* START *

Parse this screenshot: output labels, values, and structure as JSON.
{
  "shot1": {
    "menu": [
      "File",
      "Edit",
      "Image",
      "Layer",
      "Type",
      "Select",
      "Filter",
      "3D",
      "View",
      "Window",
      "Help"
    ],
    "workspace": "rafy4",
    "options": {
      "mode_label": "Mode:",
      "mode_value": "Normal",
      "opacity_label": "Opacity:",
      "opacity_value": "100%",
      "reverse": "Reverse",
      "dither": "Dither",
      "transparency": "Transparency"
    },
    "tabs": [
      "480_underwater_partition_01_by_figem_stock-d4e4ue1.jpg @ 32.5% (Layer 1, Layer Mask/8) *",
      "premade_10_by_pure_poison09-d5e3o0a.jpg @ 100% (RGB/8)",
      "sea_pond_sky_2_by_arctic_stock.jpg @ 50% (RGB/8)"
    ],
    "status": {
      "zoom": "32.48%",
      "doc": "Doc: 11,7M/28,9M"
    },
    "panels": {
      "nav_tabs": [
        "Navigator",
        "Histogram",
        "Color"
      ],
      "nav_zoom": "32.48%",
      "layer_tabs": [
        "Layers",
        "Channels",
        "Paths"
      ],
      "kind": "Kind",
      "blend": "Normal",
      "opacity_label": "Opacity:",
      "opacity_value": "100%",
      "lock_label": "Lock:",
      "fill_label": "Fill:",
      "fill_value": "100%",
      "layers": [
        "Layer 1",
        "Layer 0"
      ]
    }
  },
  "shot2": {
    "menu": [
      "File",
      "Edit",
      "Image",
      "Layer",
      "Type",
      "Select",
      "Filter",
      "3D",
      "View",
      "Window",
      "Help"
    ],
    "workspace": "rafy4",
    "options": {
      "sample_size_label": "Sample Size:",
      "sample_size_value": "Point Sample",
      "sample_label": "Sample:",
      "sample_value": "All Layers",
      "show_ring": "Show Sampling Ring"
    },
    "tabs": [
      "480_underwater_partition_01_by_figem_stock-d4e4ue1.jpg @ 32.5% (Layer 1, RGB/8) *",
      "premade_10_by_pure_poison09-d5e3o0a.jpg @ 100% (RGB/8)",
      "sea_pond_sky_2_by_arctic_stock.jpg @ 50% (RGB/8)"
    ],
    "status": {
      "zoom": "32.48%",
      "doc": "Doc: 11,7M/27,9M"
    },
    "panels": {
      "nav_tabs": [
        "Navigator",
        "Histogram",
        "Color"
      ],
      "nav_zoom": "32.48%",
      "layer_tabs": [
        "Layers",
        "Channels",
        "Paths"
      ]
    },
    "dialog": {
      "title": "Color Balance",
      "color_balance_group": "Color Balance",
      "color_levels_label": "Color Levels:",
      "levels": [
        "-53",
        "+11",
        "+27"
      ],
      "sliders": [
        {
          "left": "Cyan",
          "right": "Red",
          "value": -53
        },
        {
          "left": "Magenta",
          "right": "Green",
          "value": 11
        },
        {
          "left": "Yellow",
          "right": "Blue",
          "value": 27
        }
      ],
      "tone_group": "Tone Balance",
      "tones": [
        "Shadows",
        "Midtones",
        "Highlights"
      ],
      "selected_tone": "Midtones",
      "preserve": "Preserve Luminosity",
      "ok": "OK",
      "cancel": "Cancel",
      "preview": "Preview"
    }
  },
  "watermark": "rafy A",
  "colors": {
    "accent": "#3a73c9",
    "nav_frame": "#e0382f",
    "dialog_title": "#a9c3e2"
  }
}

* END *

SHORT TASK. Take the entries and copy them out exactly.

TASK RESPONSE.
Parse this screenshot: output labels, values, and structure as JSON.
{
  "shot1": {
    "menu": [
      "File",
      "Edit",
      "Image",
      "Layer",
      "Type",
      "Select",
      "Filter",
      "3D",
      "View",
      "Window",
      "Help"
    ],
    "workspace": "rafy4",
    "options": {
      "mode_label": "Mode:",
      "mode_value": "Normal",
      "opacity_label": "Opacity:",
      "opacity_value": "100%",
      "reverse": "Reverse",
      "dither": "Dither",
      "transparency": "Transparency"
    },
    "tabs": [
      "480_underwater_partition_01_by_figem_stock-d4e4ue1.jpg @ 32.5% (Layer 1, Layer Mask/8) *",
      "premade_10_by_pure_poison09-d5e3o0a.jpg @ 100% (RGB/8)",
      "sea_pond_sky_2_by_arctic_stock.jpg @ 50% (RGB/8)"
    ],
    "status": {
      "zoom": "32.48%",
      "doc": "Doc: 11,7M/28,9M"
    },
    "panels": {
      "nav_tabs": [
        "Navigator",
        "Histogram",
        "Color"
      ],
      "nav_zoom": "32.48%",
      "layer_tabs": [
        "Layers",
        "Channels",
        "Paths"
      ],
      "kind": "Kind",
      "blend": "Normal",
      "opacity_label": "Opacity:",
      "opacity_value": "100%",
      "lock_label": "Lock:",
      "fill_label": "Fill:",
      "fill_value": "100%",
      "layers": [
        "Layer 1",
        "Layer 0"
      ]
    }
  },
  "shot2": {
    "menu": [
      "File",
      "Edit",
      "Image",
      "Layer",
      "Type",
      "Select",
      "Filter",
      "3D",
      "View",
      "Window",
      "Help"
    ],
    "workspace": "rafy4",
    "options": {
      "sample_size_label": "Sample Size:",
      "sample_size_value": "Point Sample",
      "sample_label": "Sample:",
      "sample_value": "All Layers",
      "show_ring": "Show Sampling Ring"
    },
    "tabs": [
      "480_underwater_partition_01_by_figem_stock-d4e4ue1.jpg @ 32.5% (Layer 1, RGB/8) *",
      "premade_10_by_pure_poison09-d5e3o0a.jpg @ 100% (RGB/8)",
      "sea_pond_sky_2_by_arctic_stock.jpg @ 50% (RGB/8)"
    ],
    "status": {
      "zoom": "32.48%",
      "doc": "Doc: 11,7M/27,9M"
    },
    "panels": {
      "nav_tabs": [
        "Navigator",
        "Histogram",
        "Color"
      ],
      "nav_zoom": "32.48%",
      "layer_tabs": [
        "Layers",
        "Channels",
        "Paths"
      ]
    },
    "dialog": {
      "title": "Color Balance",
      "color_balance_group": "Color Balance",
      "color_levels_label": "Color Levels:",
      "levels": [
        "-53",
        "+11",
        "+27"
      ],
      "sliders": [
        {
          "left": "Cyan",
          "right": "Red",
          "value": -53
        },
        {
          "left": "Magenta",
          "right": "Green",
          "value": 11
        },
        {
          "left": "Yellow",
          "right": "Blue",
          "value": 27
        }
      ],
      "tone_group": "Tone Balance",
      "tones": [
        "Shadows",
        "Midtones",
        "Highlights"
      ],
      "selected_tone": "Midtones",
      "preserve": "Preserve Luminosity",
      "ok": "OK",
      "cancel": "Cancel",
      "preview": "Preview"
    }
  },
  "watermark": "rafy A",
  "colors": {
    "accent": "#3a73c9",
    "nav_frame": "#e0382f",
    "dialog_title": "#a9c3e2"
  }
}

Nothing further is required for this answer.